AIM OF THE EXERCISE -> Output the data exactly, with every line intact.

(Saved entries)

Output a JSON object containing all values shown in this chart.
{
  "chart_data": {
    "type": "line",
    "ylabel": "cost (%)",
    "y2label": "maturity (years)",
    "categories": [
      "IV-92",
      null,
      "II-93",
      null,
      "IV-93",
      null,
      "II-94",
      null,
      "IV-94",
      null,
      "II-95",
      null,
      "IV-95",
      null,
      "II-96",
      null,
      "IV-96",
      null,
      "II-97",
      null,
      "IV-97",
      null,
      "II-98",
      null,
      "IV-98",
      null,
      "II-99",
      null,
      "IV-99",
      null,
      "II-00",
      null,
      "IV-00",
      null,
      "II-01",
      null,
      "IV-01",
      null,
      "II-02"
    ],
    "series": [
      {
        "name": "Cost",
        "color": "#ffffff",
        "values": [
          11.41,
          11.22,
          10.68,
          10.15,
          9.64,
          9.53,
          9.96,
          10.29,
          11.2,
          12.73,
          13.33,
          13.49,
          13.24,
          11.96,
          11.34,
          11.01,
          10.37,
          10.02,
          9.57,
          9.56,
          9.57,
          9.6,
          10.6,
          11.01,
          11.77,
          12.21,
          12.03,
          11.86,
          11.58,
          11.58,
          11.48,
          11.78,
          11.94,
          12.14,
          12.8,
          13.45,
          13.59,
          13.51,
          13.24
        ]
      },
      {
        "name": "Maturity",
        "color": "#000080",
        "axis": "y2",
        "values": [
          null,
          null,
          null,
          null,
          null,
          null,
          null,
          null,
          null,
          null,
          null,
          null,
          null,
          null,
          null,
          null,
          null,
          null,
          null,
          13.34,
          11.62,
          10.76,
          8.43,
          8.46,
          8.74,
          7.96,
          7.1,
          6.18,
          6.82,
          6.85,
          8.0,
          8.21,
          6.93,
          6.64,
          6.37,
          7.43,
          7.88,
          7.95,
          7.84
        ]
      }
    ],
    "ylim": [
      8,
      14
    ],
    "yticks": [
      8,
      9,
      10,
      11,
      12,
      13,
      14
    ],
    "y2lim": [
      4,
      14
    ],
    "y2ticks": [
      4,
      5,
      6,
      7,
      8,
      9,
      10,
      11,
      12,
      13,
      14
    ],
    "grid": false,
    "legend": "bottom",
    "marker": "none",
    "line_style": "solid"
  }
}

THE OUTPUT ->
Output a JSON object containing all values shown in this chart.
{
  "chart_data": {
    "type": "line",
    "ylabel": "cost (%)",
    "y2label": "maturity (years)",
    "categories": [
      "IV-92",
      null,
      "II-93",
      null,
      "IV-93",
      null,
      "II-94",
      null,
      "IV-94",
      null,
      "II-95",
      null,
      "IV-95",
      null,
      "II-96",
      null,
      "IV-96",
      null,
      "II-97",
      null,
      "IV-97",
      null,
      "II-98",
      null,
      "IV-98",
      null,
      "II-99",
      null,
      "IV-99",
      null,
      "II-00",
      null,
      "IV-00",
      null,
      "II-01",
      null,
      "IV-01",
      null,
      "II-02"
    ],
    "series": [
      {
        "name": "Cost",
        "color": "#ffffff",
        "values": [
          11.41,
          11.22,
          10.68,
          10.15,
          9.64,
          9.53,
          9.96,
          10.29,
          11.2,
          12.73,
          13.33,
          13.49,
          13.24,
          11.96,
          11.34,
          11.01,
          10.37,
          10.02,
          9.57,
          9.56,
          9.57,
          9.6,
          10.6,
          11.01,
          11.77,
          12.21,
          12.03,
          11.86,
          11.58,
          11.58,
          11.48,
          11.78,
          11.94,
          12.14,
          12.8,
          13.45,
          13.59,
          13.51,
          13.24
        ]
      },
      {
        "name": "Maturity",
        "color": "#000080",
        "axis": "y2",
        "values": [
          null,
          null,
          null,
          null,
          null,
          null,
          null,
          null,
          null,
          null,
          null,
          null,
          null,
          null,
          null,
          null,
          null,
          null,
          null,
          13.34,
          11.62,
          10.76,
          8.43,
          8.46,
          8.74,
          7.96,
          7.1,
          6.18,
          6.82,
          6.85,
          8.0,
          8.21,
          6.93,
          6.64,
          6.37,
          7.43,
          7.88,
          7.95,
          7.84
        ]
      }
    ],
    "ylim": [
      8,
      14
    ],
    "yticks": [
      8,
      9,
      10,
      11,
      12,
      13,
      14
    ],
    "y2lim": [
      4,
      14
    ],
    "y2ticks": [
      4,
      5,
      6,
      7,
      8,
      9,
      10,
      11,
      12,
      13,
      14
    ],
    "grid": false,
    "legend": "bottom",
    "marker": "none",
    "line_style": "solid"
  }
}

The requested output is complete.